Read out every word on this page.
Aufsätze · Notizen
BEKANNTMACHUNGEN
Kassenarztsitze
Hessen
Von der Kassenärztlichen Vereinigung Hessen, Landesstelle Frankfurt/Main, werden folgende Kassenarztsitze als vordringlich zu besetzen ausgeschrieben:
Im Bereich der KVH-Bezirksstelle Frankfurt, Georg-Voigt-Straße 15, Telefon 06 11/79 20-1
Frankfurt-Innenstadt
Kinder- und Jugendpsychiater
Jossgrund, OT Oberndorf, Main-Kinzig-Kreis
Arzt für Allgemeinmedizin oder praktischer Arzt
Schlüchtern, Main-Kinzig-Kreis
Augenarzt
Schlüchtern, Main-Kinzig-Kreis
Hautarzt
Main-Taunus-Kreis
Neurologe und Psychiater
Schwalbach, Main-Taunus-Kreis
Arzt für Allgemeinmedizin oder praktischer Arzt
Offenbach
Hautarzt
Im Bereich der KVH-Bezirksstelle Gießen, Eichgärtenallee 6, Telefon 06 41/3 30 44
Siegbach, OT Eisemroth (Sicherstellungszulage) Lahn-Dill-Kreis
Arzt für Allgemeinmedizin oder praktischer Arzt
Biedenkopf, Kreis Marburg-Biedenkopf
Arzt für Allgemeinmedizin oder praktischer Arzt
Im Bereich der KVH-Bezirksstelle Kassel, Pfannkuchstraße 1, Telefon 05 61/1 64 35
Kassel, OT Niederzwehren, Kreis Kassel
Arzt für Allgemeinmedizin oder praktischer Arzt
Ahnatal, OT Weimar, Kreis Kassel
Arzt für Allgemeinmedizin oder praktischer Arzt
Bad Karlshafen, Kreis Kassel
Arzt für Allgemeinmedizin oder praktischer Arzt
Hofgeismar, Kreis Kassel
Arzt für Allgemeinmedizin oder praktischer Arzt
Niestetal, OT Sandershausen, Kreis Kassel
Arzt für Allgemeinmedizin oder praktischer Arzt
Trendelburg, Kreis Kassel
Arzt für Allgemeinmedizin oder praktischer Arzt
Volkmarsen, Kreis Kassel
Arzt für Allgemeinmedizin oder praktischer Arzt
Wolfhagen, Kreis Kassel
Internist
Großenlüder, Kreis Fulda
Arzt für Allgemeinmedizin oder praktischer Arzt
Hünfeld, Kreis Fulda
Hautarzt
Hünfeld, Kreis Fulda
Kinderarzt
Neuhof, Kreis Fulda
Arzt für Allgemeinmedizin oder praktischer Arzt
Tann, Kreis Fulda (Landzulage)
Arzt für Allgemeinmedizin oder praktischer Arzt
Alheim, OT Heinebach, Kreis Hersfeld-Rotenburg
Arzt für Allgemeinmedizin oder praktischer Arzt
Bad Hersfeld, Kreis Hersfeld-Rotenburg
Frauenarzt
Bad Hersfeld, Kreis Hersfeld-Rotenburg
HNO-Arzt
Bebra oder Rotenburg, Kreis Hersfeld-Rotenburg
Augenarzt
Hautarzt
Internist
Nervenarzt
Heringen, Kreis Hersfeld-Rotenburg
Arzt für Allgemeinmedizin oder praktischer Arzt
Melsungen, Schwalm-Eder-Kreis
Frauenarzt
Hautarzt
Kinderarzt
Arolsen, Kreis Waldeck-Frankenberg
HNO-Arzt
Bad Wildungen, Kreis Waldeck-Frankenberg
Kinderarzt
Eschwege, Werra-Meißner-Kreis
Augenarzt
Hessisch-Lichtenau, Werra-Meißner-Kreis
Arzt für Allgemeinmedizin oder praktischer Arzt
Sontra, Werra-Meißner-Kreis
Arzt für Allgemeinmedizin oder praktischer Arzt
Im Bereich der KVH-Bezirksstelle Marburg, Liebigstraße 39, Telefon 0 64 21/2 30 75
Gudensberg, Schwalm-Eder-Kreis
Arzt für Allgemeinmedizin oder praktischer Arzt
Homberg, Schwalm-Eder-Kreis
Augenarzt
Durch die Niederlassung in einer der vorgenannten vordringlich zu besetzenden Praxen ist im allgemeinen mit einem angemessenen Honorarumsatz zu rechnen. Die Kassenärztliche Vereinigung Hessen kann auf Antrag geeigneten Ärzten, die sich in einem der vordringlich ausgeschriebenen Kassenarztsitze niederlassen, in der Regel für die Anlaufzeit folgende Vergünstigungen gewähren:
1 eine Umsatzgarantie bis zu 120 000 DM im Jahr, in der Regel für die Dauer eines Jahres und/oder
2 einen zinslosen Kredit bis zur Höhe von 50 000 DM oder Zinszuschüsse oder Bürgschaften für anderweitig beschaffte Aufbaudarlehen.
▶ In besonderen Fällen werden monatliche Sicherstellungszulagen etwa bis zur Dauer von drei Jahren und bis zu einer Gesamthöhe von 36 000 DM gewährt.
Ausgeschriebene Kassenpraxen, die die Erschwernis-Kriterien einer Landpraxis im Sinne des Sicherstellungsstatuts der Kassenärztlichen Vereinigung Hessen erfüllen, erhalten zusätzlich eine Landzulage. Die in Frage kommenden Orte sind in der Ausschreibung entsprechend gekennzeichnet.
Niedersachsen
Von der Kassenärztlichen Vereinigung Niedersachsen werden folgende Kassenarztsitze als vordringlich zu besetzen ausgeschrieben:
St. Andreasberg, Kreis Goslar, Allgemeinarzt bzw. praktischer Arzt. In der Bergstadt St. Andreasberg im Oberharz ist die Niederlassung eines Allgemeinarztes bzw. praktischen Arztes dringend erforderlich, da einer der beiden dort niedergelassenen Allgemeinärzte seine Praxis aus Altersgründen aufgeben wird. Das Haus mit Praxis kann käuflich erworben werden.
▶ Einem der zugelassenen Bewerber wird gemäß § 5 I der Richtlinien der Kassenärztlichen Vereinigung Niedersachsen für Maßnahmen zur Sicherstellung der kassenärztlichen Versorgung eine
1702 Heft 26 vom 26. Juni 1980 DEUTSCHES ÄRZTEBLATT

▬▬▬▬▬▬

# TO DO
Retype every record above exactly as it appears.

# WRITTEN ANSWER
Read out every word on this page.
Aufsätze · Notizen
BEKANNTMACHUNGEN
Kassenarztsitze
Hessen
Von der Kassenärztlichen Vereinigung Hessen, Landesstelle Frankfurt/Main, werden folgende Kassenarztsitze als vordringlich zu besetzen ausgeschrieben:
Im Bereich der KVH-Bezirksstelle Frankfurt, Georg-Voigt-Straße 15, Telefon 06 11/79 20-1
Frankfurt-Innenstadt
Kinder- und Jugendpsychiater
Jossgrund, OT Oberndorf, Main-Kinzig-Kreis
Arzt für Allgemeinmedizin oder praktischer Arzt
Schlüchtern, Main-Kinzig-Kreis
Augenarzt
Schlüchtern, Main-Kinzig-Kreis
Hautarzt
Main-Taunus-Kreis
Neurologe und Psychiater
Schwalbach, Main-Taunus-Kreis
Arzt für Allgemeinmedizin oder praktischer Arzt
Offenbach
Hautarzt
Im Bereich der KVH-Bezirksstelle Gießen, Eichgärtenallee 6, Telefon 06 41/3 30 44
Siegbach, OT Eisemroth (Sicherstellungszulage) Lahn-Dill-Kreis
Arzt für Allgemeinmedizin oder praktischer Arzt
Biedenkopf, Kreis Marburg-Biedenkopf
Arzt für Allgemeinmedizin oder praktischer Arzt
Im Bereich der KVH-Bezirksstelle Kassel, Pfannkuchstraße 1, Telefon 05 61/1 64 35
Kassel, OT Niederzwehren, Kreis Kassel
Arzt für Allgemeinmedizin oder praktischer Arzt
Ahnatal, OT Weimar, Kreis Kassel
Arzt für Allgemeinmedizin oder praktischer Arzt
Bad Karlshafen, Kreis Kassel
Arzt für Allgemeinmedizin oder praktischer Arzt
Hofgeismar, Kreis Kassel
Arzt für Allgemeinmedizin oder praktischer Arzt
Niestetal, OT Sandershausen, Kreis Kassel
Arzt für Allgemeinmedizin oder praktischer Arzt
Trendelburg, Kreis Kassel
Arzt für Allgemeinmedizin oder praktischer Arzt
Volkmarsen, Kreis Kassel
Arzt für Allgemeinmedizin oder praktischer Arzt
Wolfhagen, Kreis Kassel
Internist
Großenlüder, Kreis Fulda
Arzt für Allgemeinmedizin oder praktischer Arzt
Hünfeld, Kreis Fulda
Hautarzt
Hünfeld, Kreis Fulda
Kinderarzt
Neuhof, Kreis Fulda
Arzt für Allgemeinmedizin oder praktischer Arzt
Tann, Kreis Fulda (Landzulage)
Arzt für Allgemeinmedizin oder praktischer Arzt
Alheim, OT Heinebach, Kreis Hersfeld-Rotenburg
Arzt für Allgemeinmedizin oder praktischer Arzt
Bad Hersfeld, Kreis Hersfeld-Rotenburg
Frauenarzt
Bad Hersfeld, Kreis Hersfeld-Rotenburg
HNO-Arzt
Bebra oder Rotenburg, Kreis Hersfeld-Rotenburg
Augenarzt
Hautarzt
Internist
Nervenarzt
Heringen, Kreis Hersfeld-Rotenburg
Arzt für Allgemeinmedizin oder praktischer Arzt
Melsungen, Schwalm-Eder-Kreis
Frauenarzt
Hautarzt
Kinderarzt
Arolsen, Kreis Waldeck-Frankenberg
HNO-Arzt
Bad Wildungen, Kreis Waldeck-Frankenberg
Kinderarzt
Eschwege, Werra-Meißner-Kreis
Augenarzt
Hessisch-Lichtenau, Werra-Meißner-Kreis
Arzt für Allgemeinmedizin oder praktischer Arzt
Sontra, Werra-Meißner-Kreis
Arzt für Allgemeinmedizin oder praktischer Arzt
Im Bereich der KVH-Bezirksstelle Marburg, Liebigstraße 39, Telefon 0 64 21/2 30 75
Gudensberg, Schwalm-Eder-Kreis
Arzt für Allgemeinmedizin oder praktischer Arzt
Homberg, Schwalm-Eder-Kreis
Augenarzt
Durch die Niederlassung in einer der vorgenannten vordringlich zu besetzenden Praxen ist im allgemeinen mit einem angemessenen Honorarumsatz zu rechnen. Die Kassenärztliche Vereinigung Hessen kann auf Antrag geeigneten Ärzten, die sich in einem der vordringlich ausgeschriebenen Kassenarztsitze niederlassen, in der Regel für die Anlaufzeit folgende Vergünstigungen gewähren:
1 eine Umsatzgarantie bis zu 120 000 DM im Jahr, in der Regel für die Dauer eines Jahres und/oder
2 einen zinslosen Kredit bis zur Höhe von 50 000 DM oder Zinszuschüsse oder Bürgschaften für anderweitig beschaffte Aufbaudarlehen.
▶ In besonderen Fällen werden monatliche Sicherstellungszulagen etwa bis zur Dauer von drei Jahren und bis zu einer Gesamthöhe von 36 000 DM gewährt.
Ausgeschriebene Kassenpraxen, die die Erschwernis-Kriterien einer Landpraxis im Sinne des Sicherstellungsstatuts der Kassenärztlichen Vereinigung Hessen erfüllen, erhalten zusätzlich eine Landzulage. Die in Frage kommenden Orte sind in der Ausschreibung entsprechend gekennzeichnet.
Niedersachsen
Von der Kassenärztlichen Vereinigung Niedersachsen werden folgende Kassenarztsitze als vordringlich zu besetzen ausgeschrieben:
St. Andreasberg, Kreis Goslar, Allgemeinarzt bzw. praktischer Arzt. In der Bergstadt St. Andreasberg im Oberharz ist die Niederlassung eines Allgemeinarztes bzw. praktischen Arztes dringend erforderlich, da einer der beiden dort niedergelassenen Allgemeinärzte seine Praxis aus Altersgründen aufgeben wird. Das Haus mit Praxis kann käuflich erworben werden.
▶ Einem der zugelassenen Bewerber wird gemäß § 5 I der Richtlinien der Kassenärztlichen Vereinigung Niedersachsen für Maßnahmen zur Sicherstellung der kassenärztlichen Versorgung eine
1702 Heft 26 vom 26. Juni 1980 DEUTSCHES ÄRZTEBLATT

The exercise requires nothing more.